** BEGIN Provided data **
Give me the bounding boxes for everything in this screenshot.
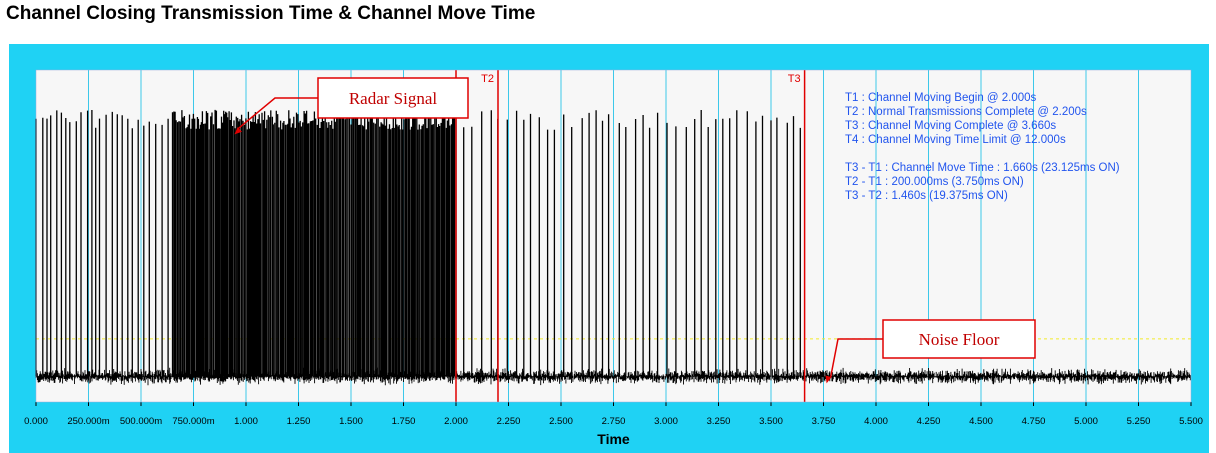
x-axis-label: Time (597, 431, 630, 447)
x-tick-label: 4.250 (917, 416, 941, 427)
chart-title: Channel Closing Transmission Time & Chan… (6, 3, 536, 24)
annotation-leader (829, 338, 883, 378)
x-tick-label: 3.750 (812, 416, 836, 427)
x-tick-label: 4.750 (1022, 416, 1046, 427)
info-line: T3 - T1 : Channel Move Time : 1.660s (23… (845, 162, 1120, 174)
x-tick-label: 5.250 (1127, 416, 1151, 427)
x-tick-label: 500.000m (120, 416, 162, 427)
x-tick-label: 1.250 (287, 416, 311, 427)
info-line: T3 : Channel Moving Complete @ 3.660s (845, 120, 1056, 132)
x-tick-label: 2.750 (602, 416, 626, 427)
x-tick-label: 250.000m (67, 416, 109, 427)
info-line: T3 - T2 : 1.460s (19.375ms ON) (845, 190, 1008, 202)
x-tick-label: 1.000 (234, 416, 258, 427)
marker-t3-label: T3 (788, 73, 801, 85)
x-tick-label: 5.500 (1179, 416, 1203, 427)
plot-border (35, 69, 1192, 403)
x-tick-label: 5.000 (1074, 416, 1098, 427)
x-tick-label: 3.250 (707, 416, 731, 427)
info-line: T4 : Channel Moving Time Limit @ 12.000s (845, 134, 1066, 146)
x-tick-label: 1.500 (339, 416, 363, 427)
annotation-leader (237, 97, 318, 129)
x-tick-label: 4.500 (969, 416, 993, 427)
info-line: T1 : Channel Moving Begin @ 2.000s (845, 92, 1037, 104)
x-tick-label: 2.500 (549, 416, 573, 427)
annotation-arrowhead (825, 375, 832, 384)
x-tick-label: 0.000 (24, 416, 48, 427)
info-line: T2 : Normal Transmissions Complete @ 2.2… (845, 106, 1087, 118)
annotation-label: Noise Floor (919, 330, 1000, 349)
x-tick-label: 3.000 (654, 416, 678, 427)
x-tick-label: 4.000 (864, 416, 888, 427)
annotation-box (882, 319, 1036, 359)
annotation-arrowhead (234, 127, 242, 135)
marker-t2-label: T2 (481, 73, 494, 85)
x-tick-label: 3.500 (759, 416, 783, 427)
x-tick-label: 2.250 (497, 416, 521, 427)
info-line: T2 - T1 : 200.000ms (3.750ms ON) (845, 176, 1024, 188)
x-tick-label: 750.000m (172, 416, 214, 427)
annotation-label: Radar Signal (349, 89, 438, 108)
x-tick-label: 2.000 (444, 416, 468, 427)
x-tick-label: 1.750 (392, 416, 416, 427)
** END Provided data **
▶ What to produce
Copy every line of the item above word for word, omitting the picture.

▶ Exercise response
Give me the bounding boxes for everything in this screenshot.
x-axis-label: Time (597, 431, 630, 447)
x-tick-label: 4.250 (917, 416, 941, 427)
chart-title: Channel Closing Transmission Time & Chan… (6, 3, 536, 24)
annotation-leader (829, 338, 883, 378)
x-tick-label: 3.750 (812, 416, 836, 427)
x-tick-label: 4.750 (1022, 416, 1046, 427)
info-line: T3 - T1 : Channel Move Time : 1.660s (23… (845, 162, 1120, 174)
x-tick-label: 5.250 (1127, 416, 1151, 427)
x-tick-label: 500.000m (120, 416, 162, 427)
x-tick-label: 1.250 (287, 416, 311, 427)
info-line: T3 : Channel Moving Complete @ 3.660s (845, 120, 1056, 132)
x-tick-label: 2.750 (602, 416, 626, 427)
x-tick-label: 250.000m (67, 416, 109, 427)
info-line: T3 - T2 : 1.460s (19.375ms ON) (845, 190, 1008, 202)
x-tick-label: 1.000 (234, 416, 258, 427)
marker-t3-label: T3 (788, 73, 801, 85)
x-tick-label: 5.500 (1179, 416, 1203, 427)
plot-border (35, 69, 1192, 403)
x-tick-label: 5.000 (1074, 416, 1098, 427)
x-tick-label: 3.250 (707, 416, 731, 427)
info-line: T4 : Channel Moving Time Limit @ 12.000s (845, 134, 1066, 146)
x-tick-label: 1.500 (339, 416, 363, 427)
annotation-leader (237, 97, 318, 129)
x-tick-label: 4.500 (969, 416, 993, 427)
info-line: T1 : Channel Moving Begin @ 2.000s (845, 92, 1037, 104)
x-tick-label: 2.500 (549, 416, 573, 427)
annotation-arrowhead (825, 375, 832, 384)
x-tick-label: 0.000 (24, 416, 48, 427)
info-line: T2 : Normal Transmissions Complete @ 2.2… (845, 106, 1087, 118)
annotation-label: Noise Floor (919, 330, 1000, 349)
x-tick-label: 3.000 (654, 416, 678, 427)
x-tick-label: 4.000 (864, 416, 888, 427)
annotation-box (882, 319, 1036, 359)
annotation-arrowhead (234, 127, 242, 135)
marker-t2-label: T2 (481, 73, 494, 85)
x-tick-label: 3.500 (759, 416, 783, 427)
x-tick-label: 2.250 (497, 416, 521, 427)
info-line: T2 - T1 : 200.000ms (3.750ms ON) (845, 176, 1024, 188)
x-tick-label: 750.000m (172, 416, 214, 427)
annotation-label: Radar Signal (349, 89, 438, 108)
x-tick-label: 2.000 (444, 416, 468, 427)
x-tick-label: 1.750 (392, 416, 416, 427)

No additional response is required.